Work required ▸
Set down each entry exactly as given; pictures should not appear in the copy.

Stored dataset items ▸

>>>

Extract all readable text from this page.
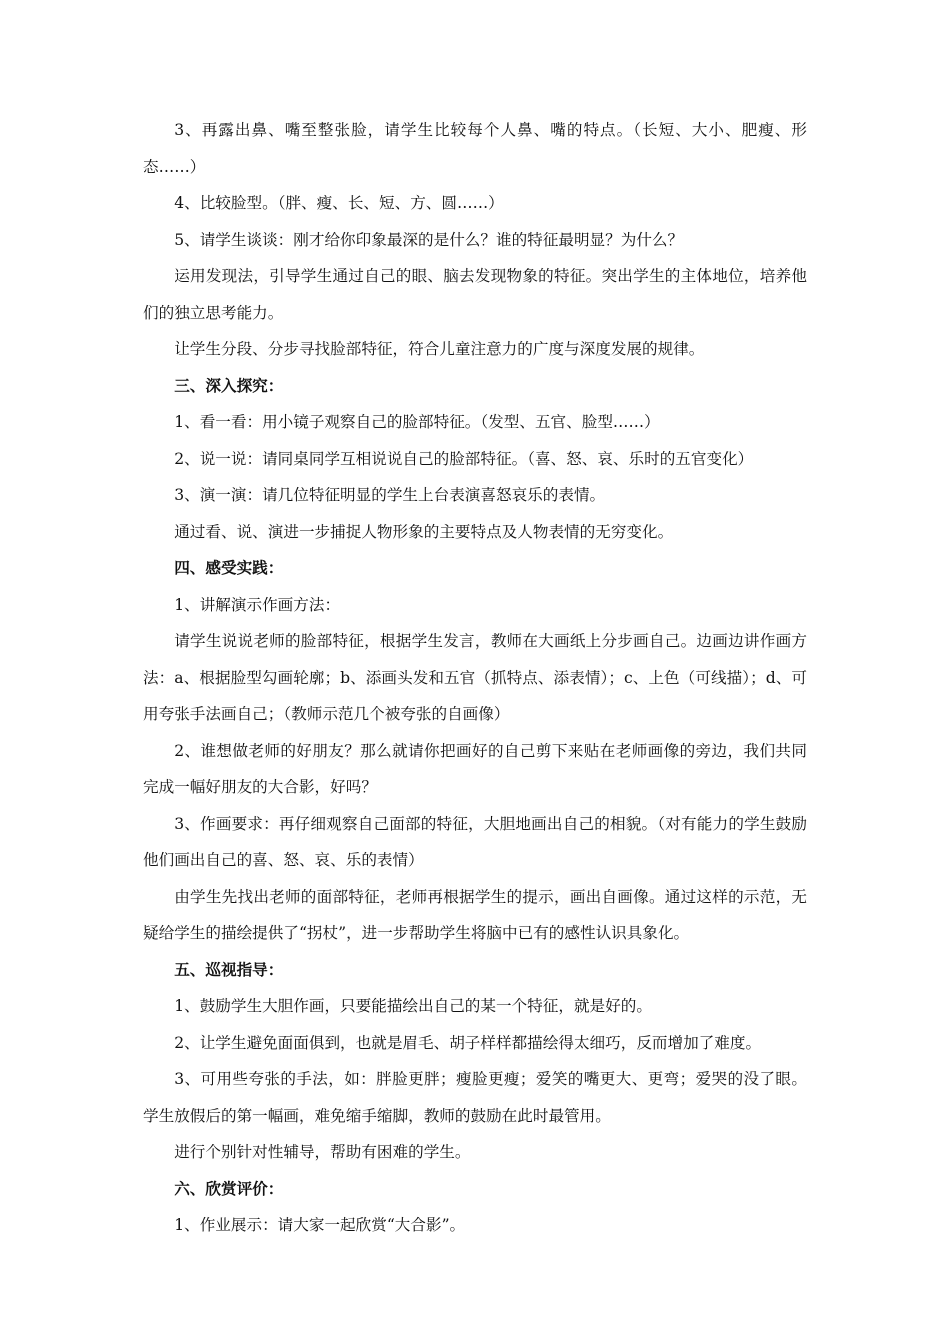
3、再露出鼻、嘴至整张脸，请学生比较每个人鼻、嘴的特点。（长短、大小、肥瘦、形态……）

4、比较脸型。（胖、瘦、长、短、方、圆……）

5、请学生谈谈：刚才给你印象最深的是什么？谁的特征最明显？为什么？

运用发现法，引导学生通过自己的眼、脑去发现物象的特征。突出学生的主体地位，培养他们的独立思考能力。

让学生分段、分步寻找脸部特征，符合儿童注意力的广度与深度发展的规律。

三、深入探究：

1、看一看：用小镜子观察自己的脸部特征。（发型、五官、脸型……）

2、说一说：请同桌同学互相说说自己的脸部特征。（喜、怒、哀、乐时的五官变化）

3、演一演：请几位特征明显的学生上台表演喜怒哀乐的表情。

通过看、说、演进一步捕捉人物形象的主要特点及人物表情的无穷变化。

四、感受实践：

1、讲解演示作画方法：

请学生说说老师的脸部特征，根据学生发言，教师在大画纸上分步画自己。边画边讲作画方法：a、根据脸型勾画轮廓；b、添画头发和五官（抓特点、添表情）；c、上色（可线描）；d、可用夸张手法画自己；（教师示范几个被夸张的自画像）

2、谁想做老师的好朋友？那么就请你把画好的自己剪下来贴在老师画像的旁边，我们共同完成一幅好朋友的大合影，好吗？

3、作画要求：再仔细观察自己面部的特征，大胆地画出自己的相貌。（对有能力的学生鼓励他们画出自己的喜、怒、哀、乐的表情）

由学生先找出老师的面部特征，老师再根据学生的提示，画出自画像。通过这样的示范，无疑给学生的描绘提供了“拐杖”，进一步帮助学生将脑中已有的感性认识具象化。

五、巡视指导：

1、鼓励学生大胆作画，只要能描绘出自己的某一个特征，就是好的。

2、让学生避免面面俱到，也就是眉毛、胡子样样都描绘得太细巧，反而增加了难度。

3、可用些夸张的手法，如：胖脸更胖；瘦脸更瘦；爱笑的嘴更大、更弯；爱哭的没了眼。学生放假后的第一幅画，难免缩手缩脚，教师的鼓励在此时最管用。

进行个别针对性辅导，帮助有困难的学生。

六、欣赏评价：

1、作业展示：请大家一起欣赏“大合影”。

<<<

Reply to the exercise ▸
Extract all readable text from this page.
3、再露出鼻、嘴至整张脸，请学生比较每个人鼻、嘴的特点。（长短、大小、肥瘦、形态……）

4、比较脸型。（胖、瘦、长、短、方、圆……）

5、请学生谈谈：刚才给你印象最深的是什么？谁的特征最明显？为什么？

运用发现法，引导学生通过自己的眼、脑去发现物象的特征。突出学生的主体地位，培养他们的独立思考能力。

让学生分段、分步寻找脸部特征，符合儿童注意力的广度与深度发展的规律。

三、深入探究：

1、看一看：用小镜子观察自己的脸部特征。（发型、五官、脸型……）

2、说一说：请同桌同学互相说说自己的脸部特征。（喜、怒、哀、乐时的五官变化）

3、演一演：请几位特征明显的学生上台表演喜怒哀乐的表情。

通过看、说、演进一步捕捉人物形象的主要特点及人物表情的无穷变化。

四、感受实践：

1、讲解演示作画方法：

请学生说说老师的脸部特征，根据学生发言，教师在大画纸上分步画自己。边画边讲作画方法：a、根据脸型勾画轮廓；b、添画头发和五官（抓特点、添表情）；c、上色（可线描）；d、可用夸张手法画自己；（教师示范几个被夸张的自画像）

2、谁想做老师的好朋友？那么就请你把画好的自己剪下来贴在老师画像的旁边，我们共同完成一幅好朋友的大合影，好吗？

3、作画要求：再仔细观察自己面部的特征，大胆地画出自己的相貌。（对有能力的学生鼓励他们画出自己的喜、怒、哀、乐的表情）

由学生先找出老师的面部特征，老师再根据学生的提示，画出自画像。通过这样的示范，无疑给学生的描绘提供了“拐杖”，进一步帮助学生将脑中已有的感性认识具象化。

五、巡视指导：

1、鼓励学生大胆作画，只要能描绘出自己的某一个特征，就是好的。

2、让学生避免面面俱到，也就是眉毛、胡子样样都描绘得太细巧，反而增加了难度。

3、可用些夸张的手法，如：胖脸更胖；瘦脸更瘦；爱笑的嘴更大、更弯；爱哭的没了眼。学生放假后的第一幅画，难免缩手缩脚，教师的鼓励在此时最管用。

进行个别针对性辅导，帮助有困难的学生。

六、欣赏评价：

1、作业展示：请大家一起欣赏“大合影”。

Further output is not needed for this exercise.